## [Aim of the task]
Carry none of the pictures over; write out the complete data exactly.
━━ Records provided
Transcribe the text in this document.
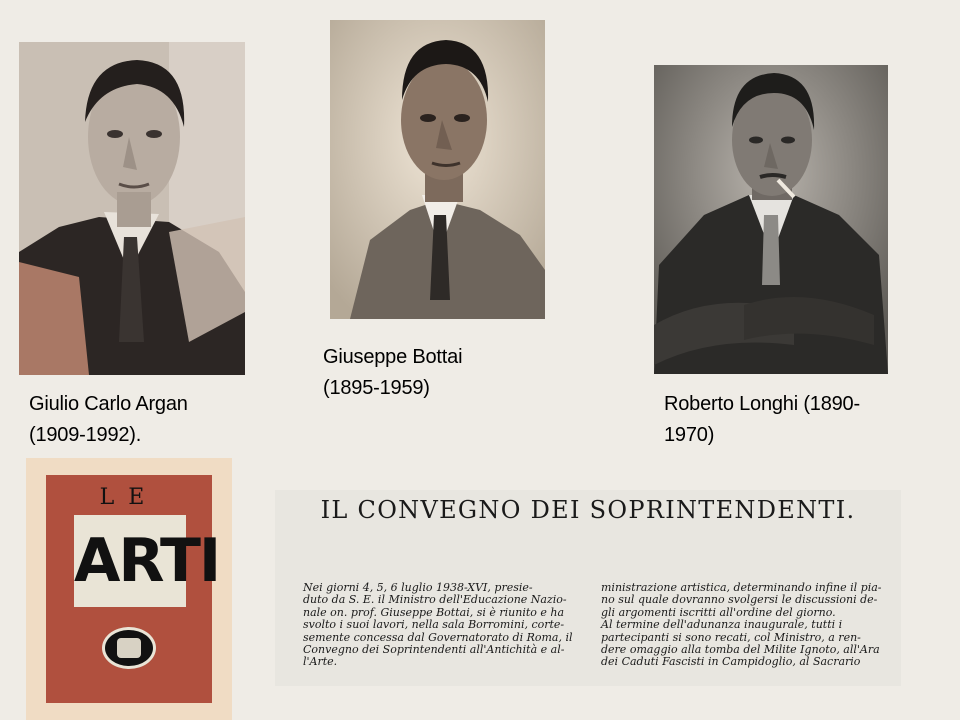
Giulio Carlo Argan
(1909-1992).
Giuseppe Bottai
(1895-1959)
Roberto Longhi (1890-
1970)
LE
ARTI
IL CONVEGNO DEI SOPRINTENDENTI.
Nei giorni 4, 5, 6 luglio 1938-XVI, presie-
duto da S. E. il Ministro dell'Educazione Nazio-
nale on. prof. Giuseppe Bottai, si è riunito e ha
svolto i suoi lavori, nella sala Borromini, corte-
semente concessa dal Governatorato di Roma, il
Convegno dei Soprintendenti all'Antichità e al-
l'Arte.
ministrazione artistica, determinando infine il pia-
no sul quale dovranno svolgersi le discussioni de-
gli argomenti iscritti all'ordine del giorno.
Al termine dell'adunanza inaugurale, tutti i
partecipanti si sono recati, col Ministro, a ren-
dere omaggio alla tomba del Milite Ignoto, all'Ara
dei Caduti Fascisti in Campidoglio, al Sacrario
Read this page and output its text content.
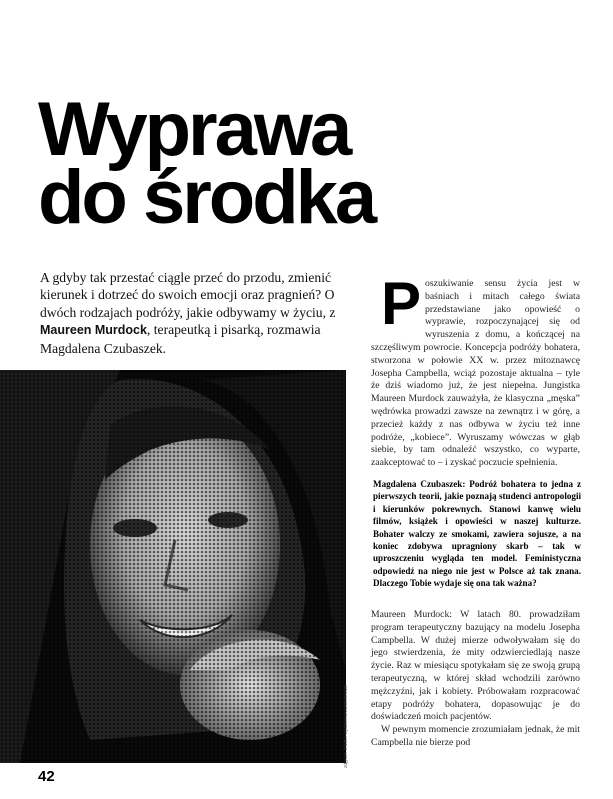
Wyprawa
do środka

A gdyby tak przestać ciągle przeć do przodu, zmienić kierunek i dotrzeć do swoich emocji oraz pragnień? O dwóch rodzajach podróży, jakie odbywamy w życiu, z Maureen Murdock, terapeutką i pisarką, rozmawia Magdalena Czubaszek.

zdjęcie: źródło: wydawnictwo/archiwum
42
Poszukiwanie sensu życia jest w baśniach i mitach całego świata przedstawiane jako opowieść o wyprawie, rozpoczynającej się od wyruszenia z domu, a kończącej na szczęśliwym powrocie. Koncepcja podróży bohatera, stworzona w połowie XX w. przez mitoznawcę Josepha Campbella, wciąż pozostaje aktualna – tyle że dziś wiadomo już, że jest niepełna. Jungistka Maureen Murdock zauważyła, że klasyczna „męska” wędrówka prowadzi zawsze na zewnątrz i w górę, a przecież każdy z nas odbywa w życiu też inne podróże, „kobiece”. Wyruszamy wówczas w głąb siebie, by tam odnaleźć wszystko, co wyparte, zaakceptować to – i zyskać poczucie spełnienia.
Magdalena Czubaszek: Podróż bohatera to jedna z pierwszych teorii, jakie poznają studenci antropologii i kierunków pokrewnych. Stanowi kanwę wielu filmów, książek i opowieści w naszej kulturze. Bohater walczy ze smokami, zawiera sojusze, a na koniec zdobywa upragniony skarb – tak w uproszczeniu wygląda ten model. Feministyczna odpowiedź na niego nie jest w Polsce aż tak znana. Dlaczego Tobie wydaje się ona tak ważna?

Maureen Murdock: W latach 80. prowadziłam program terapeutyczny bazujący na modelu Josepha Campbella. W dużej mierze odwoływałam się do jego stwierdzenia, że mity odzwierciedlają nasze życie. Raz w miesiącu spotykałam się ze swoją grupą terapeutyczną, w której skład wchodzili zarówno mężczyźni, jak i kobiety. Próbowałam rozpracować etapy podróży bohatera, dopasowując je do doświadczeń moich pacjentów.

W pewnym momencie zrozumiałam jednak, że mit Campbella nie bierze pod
━━━━
## [Answer to this task]
Transcribe the text in this document.
Giulio Carlo Argan
(1909-1992).
Giuseppe Bottai
(1895-1959)
Roberto Longhi (1890-
1970)
LE
ARTI
IL CONVEGNO DEI SOPRINTENDENTI.
Nei giorni 4, 5, 6 luglio 1938-XVI, presie-
duto da S. E. il Ministro dell'Educazione Nazio-
nale on. prof. Giuseppe Bottai, si è riunito e ha
svolto i suoi lavori, nella sala Borromini, corte-
semente concessa dal Governatorato di Roma, il
Convegno dei Soprintendenti all'Antichità e al-
l'Arte.
ministrazione artistica, determinando infine il pia-
no sul quale dovranno svolgersi le discussioni de-
gli argomenti iscritti all'ordine del giorno.
Al termine dell'adunanza inaugurale, tutti i
partecipanti si sono recati, col Ministro, a ren-
dere omaggio alla tomba del Milite Ignoto, all'Ara
dei Caduti Fascisti in Campidoglio, al Sacrario
Read this page and output its text content.
Wyprawa
do środka

A gdyby tak przestać ciągle przeć do przodu, zmienić kierunek i dotrzeć do swoich emocji oraz pragnień? O dwóch rodzajach podróży, jakie odbywamy w życiu, z Maureen Murdock, terapeutką i pisarką, rozmawia Magdalena Czubaszek.

zdjęcie: źródło: wydawnictwo/archiwum
42
Poszukiwanie sensu życia jest w baśniach i mitach całego świata przedstawiane jako opowieść o wyprawie, rozpoczynającej się od wyruszenia z domu, a kończącej na szczęśliwym powrocie. Koncepcja podróży bohatera, stworzona w połowie XX w. przez mitoznawcę Josepha Campbella, wciąż pozostaje aktualna – tyle że dziś wiadomo już, że jest niepełna. Jungistka Maureen Murdock zauważyła, że klasyczna „męska” wędrówka prowadzi zawsze na zewnątrz i w górę, a przecież każdy z nas odbywa w życiu też inne podróże, „kobiece”. Wyruszamy wówczas w głąb siebie, by tam odnaleźć wszystko, co wyparte, zaakceptować to – i zyskać poczucie spełnienia.
Magdalena Czubaszek: Podróż bohatera to jedna z pierwszych teorii, jakie poznają studenci antropologii i kierunków pokrewnych. Stanowi kanwę wielu filmów, książek i opowieści w naszej kulturze. Bohater walczy ze smokami, zawiera sojusze, a na koniec zdobywa upragniony skarb – tak w uproszczeniu wygląda ten model. Feministyczna odpowiedź na niego nie jest w Polsce aż tak znana. Dlaczego Tobie wydaje się ona tak ważna?

Maureen Murdock: W latach 80. prowadziłam program terapeutyczny bazujący na modelu Josepha Campbella. W dużej mierze odwoływałam się do jego stwierdzenia, że mity odzwierciedlają nasze życie. Raz w miesiącu spotykałam się ze swoją grupą terapeutyczną, w której skład wchodzili zarówno mężczyźni, jak i kobiety. Próbowałam rozpracować etapy podróży bohatera, dopasowując je do doświadczeń moich pacjentów.

W pewnym momencie zrozumiałam jednak, że mit Campbella nie bierze pod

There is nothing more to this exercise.